* START *
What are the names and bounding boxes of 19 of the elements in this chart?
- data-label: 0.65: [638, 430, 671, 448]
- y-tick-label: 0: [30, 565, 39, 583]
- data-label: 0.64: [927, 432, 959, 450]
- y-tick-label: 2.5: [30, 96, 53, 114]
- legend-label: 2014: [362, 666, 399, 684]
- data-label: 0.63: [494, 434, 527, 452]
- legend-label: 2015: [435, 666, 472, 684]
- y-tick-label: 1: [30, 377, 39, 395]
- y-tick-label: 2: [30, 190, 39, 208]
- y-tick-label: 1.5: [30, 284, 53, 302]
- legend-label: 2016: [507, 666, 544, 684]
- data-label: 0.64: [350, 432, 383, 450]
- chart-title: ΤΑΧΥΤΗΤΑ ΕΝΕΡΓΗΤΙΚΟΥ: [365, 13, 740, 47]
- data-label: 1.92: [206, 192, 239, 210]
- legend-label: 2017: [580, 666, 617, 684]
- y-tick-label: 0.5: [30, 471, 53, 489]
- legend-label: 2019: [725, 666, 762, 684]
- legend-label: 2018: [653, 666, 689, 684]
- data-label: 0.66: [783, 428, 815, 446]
* END *
> _Short task_
Convert every line of the records above into a numbered list, leaving out any blank lines.

> _Correct answer_
1. What are the names and bounding boxes of 19 of the elements in this chart?
2. - data-label: 0.65: [638, 430, 671, 448]
3. - y-tick-label: 0: [30, 565, 39, 583]
4. - data-label: 0.64: [927, 432, 959, 450]
5. - y-tick-label: 2.5: [30, 96, 53, 114]
6. - legend-label: 2014: [362, 666, 399, 684]
7. - data-label: 0.63: [494, 434, 527, 452]
8. - legend-label: 2015: [435, 666, 472, 684]
9. - y-tick-label: 1: [30, 377, 39, 395]
10. - y-tick-label: 2: [30, 190, 39, 208]
11. - y-tick-label: 1.5: [30, 284, 53, 302]
12. - legend-label: 2016: [507, 666, 544, 684]
13. - data-label: 0.64: [350, 432, 383, 450]
14. - chart-title: ΤΑΧΥΤΗΤΑ ΕΝΕΡΓΗΤΙΚΟΥ: [365, 13, 740, 47]
15. - data-label: 1.92: [206, 192, 239, 210]
16. - legend-label: 2017: [580, 666, 617, 684]
17. - y-tick-label: 0.5: [30, 471, 53, 489]
18. - legend-label: 2019: [725, 666, 762, 684]
19. - legend-label: 2018: [653, 666, 689, 684]
20. - data-label: 0.66: [783, 428, 815, 446]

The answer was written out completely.